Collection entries
+++

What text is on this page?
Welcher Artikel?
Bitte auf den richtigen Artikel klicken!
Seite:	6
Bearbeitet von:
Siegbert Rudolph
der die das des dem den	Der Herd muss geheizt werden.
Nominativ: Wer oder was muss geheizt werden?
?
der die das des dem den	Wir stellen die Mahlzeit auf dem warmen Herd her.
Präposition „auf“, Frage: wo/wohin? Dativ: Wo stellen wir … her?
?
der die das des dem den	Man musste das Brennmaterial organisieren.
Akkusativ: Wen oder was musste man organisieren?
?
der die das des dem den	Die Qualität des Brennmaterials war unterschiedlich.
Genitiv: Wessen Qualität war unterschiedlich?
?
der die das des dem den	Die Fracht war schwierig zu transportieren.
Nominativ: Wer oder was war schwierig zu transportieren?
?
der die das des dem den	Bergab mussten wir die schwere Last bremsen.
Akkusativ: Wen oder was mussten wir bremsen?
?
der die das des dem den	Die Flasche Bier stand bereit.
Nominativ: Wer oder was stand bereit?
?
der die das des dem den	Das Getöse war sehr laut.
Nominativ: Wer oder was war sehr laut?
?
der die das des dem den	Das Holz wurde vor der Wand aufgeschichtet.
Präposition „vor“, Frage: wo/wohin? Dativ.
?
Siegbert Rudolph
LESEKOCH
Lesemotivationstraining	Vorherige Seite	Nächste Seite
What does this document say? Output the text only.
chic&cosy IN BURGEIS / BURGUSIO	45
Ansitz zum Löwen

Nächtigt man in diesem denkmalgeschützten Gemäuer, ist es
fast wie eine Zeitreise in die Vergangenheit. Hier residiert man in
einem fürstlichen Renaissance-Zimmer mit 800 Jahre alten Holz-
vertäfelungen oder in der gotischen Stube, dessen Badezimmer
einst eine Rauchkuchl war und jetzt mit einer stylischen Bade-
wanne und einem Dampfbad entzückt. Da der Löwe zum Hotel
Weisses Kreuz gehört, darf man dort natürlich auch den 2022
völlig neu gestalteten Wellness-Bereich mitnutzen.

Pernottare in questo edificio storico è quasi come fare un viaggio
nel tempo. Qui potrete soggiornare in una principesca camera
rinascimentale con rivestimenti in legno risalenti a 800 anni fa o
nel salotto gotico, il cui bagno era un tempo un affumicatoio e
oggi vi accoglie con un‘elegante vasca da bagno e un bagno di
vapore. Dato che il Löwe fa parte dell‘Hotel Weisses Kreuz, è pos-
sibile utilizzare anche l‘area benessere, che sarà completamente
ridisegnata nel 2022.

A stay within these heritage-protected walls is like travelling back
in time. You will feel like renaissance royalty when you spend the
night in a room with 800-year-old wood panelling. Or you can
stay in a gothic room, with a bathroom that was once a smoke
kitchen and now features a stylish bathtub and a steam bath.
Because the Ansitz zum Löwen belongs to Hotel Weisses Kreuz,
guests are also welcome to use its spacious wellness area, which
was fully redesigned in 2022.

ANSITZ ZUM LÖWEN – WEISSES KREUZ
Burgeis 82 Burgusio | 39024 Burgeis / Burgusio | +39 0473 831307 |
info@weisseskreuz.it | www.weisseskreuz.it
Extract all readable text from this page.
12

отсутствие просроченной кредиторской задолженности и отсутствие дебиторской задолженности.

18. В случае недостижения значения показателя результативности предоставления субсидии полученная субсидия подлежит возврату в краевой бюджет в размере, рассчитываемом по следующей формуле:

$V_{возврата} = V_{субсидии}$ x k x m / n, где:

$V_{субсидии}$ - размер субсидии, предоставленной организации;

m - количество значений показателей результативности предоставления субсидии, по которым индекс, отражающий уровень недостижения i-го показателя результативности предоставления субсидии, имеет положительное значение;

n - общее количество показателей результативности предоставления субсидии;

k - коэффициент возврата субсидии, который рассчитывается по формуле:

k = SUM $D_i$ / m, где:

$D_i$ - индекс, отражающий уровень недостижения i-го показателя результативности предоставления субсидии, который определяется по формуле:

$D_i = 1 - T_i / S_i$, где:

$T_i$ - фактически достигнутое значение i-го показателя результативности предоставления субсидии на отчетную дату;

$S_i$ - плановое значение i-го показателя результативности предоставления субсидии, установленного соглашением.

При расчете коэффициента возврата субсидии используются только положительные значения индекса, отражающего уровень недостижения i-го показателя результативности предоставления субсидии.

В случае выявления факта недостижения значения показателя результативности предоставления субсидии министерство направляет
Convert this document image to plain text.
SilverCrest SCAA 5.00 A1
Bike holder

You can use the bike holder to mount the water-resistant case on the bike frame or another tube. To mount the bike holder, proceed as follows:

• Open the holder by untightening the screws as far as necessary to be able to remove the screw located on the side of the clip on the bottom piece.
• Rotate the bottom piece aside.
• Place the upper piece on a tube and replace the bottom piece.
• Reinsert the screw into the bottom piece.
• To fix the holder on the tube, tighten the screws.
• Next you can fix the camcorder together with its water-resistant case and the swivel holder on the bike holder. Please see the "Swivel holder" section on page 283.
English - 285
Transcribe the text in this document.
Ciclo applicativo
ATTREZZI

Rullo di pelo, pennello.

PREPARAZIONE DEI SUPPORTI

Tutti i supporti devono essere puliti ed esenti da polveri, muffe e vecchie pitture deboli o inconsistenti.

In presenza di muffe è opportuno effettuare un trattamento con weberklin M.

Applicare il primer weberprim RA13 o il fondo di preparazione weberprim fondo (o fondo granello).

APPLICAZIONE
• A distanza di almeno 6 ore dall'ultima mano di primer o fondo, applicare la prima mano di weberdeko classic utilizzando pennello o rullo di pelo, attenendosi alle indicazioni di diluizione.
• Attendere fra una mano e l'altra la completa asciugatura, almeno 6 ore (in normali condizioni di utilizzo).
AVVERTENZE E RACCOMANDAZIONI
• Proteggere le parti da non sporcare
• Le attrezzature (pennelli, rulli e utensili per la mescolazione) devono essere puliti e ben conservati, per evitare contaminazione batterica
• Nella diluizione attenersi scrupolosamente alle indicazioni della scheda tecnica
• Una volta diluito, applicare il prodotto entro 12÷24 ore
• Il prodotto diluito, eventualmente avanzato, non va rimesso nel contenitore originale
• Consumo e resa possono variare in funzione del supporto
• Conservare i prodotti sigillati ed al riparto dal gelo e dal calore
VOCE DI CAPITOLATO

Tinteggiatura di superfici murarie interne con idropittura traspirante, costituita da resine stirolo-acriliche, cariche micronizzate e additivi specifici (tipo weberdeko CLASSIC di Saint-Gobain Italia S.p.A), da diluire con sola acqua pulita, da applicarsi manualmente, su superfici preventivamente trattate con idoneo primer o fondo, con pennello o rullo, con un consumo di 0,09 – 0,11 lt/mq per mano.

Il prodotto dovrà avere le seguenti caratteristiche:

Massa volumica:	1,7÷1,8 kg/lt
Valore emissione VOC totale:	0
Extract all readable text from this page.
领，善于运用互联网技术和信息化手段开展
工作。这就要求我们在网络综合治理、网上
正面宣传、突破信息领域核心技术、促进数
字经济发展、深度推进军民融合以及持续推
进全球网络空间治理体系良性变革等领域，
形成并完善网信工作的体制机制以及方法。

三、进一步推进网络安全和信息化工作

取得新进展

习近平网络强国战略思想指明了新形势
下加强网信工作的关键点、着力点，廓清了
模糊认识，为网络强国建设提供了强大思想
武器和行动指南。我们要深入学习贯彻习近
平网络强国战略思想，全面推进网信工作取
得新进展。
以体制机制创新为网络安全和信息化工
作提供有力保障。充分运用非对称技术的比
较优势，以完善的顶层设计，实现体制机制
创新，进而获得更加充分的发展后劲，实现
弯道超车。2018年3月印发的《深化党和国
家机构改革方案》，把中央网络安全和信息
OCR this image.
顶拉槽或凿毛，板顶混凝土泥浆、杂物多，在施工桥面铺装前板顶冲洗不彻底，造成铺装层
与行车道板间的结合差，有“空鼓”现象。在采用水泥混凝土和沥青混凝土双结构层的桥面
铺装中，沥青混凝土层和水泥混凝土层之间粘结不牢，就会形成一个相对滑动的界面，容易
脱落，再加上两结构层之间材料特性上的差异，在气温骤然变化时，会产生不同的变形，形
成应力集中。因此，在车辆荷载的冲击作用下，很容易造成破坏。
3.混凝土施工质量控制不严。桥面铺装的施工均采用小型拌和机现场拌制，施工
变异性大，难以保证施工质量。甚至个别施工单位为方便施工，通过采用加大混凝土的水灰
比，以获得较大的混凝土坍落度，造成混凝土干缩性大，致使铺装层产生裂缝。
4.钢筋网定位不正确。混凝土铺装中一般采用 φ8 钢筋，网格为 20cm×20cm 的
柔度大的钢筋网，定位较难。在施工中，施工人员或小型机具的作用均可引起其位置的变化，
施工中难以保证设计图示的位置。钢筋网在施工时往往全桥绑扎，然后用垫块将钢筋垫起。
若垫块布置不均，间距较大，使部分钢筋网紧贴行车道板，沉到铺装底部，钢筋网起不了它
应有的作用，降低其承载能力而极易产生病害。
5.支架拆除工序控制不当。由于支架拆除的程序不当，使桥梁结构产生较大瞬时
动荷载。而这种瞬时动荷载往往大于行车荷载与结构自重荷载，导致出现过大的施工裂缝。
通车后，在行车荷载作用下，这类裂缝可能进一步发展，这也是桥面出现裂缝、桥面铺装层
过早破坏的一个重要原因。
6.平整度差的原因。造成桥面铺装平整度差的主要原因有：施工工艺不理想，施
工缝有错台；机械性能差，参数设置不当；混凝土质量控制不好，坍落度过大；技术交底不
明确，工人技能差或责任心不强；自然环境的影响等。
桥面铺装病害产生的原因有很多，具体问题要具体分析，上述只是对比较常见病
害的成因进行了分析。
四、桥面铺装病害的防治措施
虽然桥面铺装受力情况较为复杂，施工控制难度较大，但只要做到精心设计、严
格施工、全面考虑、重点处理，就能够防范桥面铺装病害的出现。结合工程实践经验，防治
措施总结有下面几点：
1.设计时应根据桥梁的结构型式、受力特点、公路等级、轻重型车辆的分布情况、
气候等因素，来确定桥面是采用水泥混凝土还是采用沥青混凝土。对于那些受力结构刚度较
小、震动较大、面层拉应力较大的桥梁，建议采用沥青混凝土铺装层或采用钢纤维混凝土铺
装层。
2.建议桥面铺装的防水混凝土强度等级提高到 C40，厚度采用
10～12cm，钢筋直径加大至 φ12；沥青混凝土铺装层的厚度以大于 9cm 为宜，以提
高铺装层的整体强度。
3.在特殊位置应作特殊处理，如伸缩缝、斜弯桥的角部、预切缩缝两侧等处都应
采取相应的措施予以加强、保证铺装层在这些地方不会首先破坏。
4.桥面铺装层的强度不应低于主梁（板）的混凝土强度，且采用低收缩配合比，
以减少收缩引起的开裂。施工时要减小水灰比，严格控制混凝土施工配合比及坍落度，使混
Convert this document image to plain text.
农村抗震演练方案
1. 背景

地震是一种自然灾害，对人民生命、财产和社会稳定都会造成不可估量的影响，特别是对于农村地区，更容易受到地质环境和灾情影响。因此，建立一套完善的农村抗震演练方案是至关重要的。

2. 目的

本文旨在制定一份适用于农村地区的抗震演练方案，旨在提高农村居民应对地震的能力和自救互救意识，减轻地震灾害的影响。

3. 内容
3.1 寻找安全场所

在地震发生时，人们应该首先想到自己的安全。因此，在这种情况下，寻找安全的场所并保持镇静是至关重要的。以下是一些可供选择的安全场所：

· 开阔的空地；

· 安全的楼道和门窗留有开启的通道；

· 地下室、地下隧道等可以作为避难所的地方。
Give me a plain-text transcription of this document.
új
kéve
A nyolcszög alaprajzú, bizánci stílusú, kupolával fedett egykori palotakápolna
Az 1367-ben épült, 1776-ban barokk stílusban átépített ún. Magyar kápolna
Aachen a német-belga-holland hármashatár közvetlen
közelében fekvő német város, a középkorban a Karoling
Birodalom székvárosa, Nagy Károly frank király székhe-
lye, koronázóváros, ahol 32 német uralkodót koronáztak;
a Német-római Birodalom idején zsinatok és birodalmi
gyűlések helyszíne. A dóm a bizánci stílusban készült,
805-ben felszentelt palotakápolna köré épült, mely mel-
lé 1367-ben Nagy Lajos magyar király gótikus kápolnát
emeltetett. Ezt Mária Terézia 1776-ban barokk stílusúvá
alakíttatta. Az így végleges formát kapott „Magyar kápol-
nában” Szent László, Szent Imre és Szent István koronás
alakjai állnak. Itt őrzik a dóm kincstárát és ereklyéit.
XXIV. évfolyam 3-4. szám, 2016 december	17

+++

What is required –
Figure out how many lines above include the string "stand", then report that number and nothing else.

Written reply –
2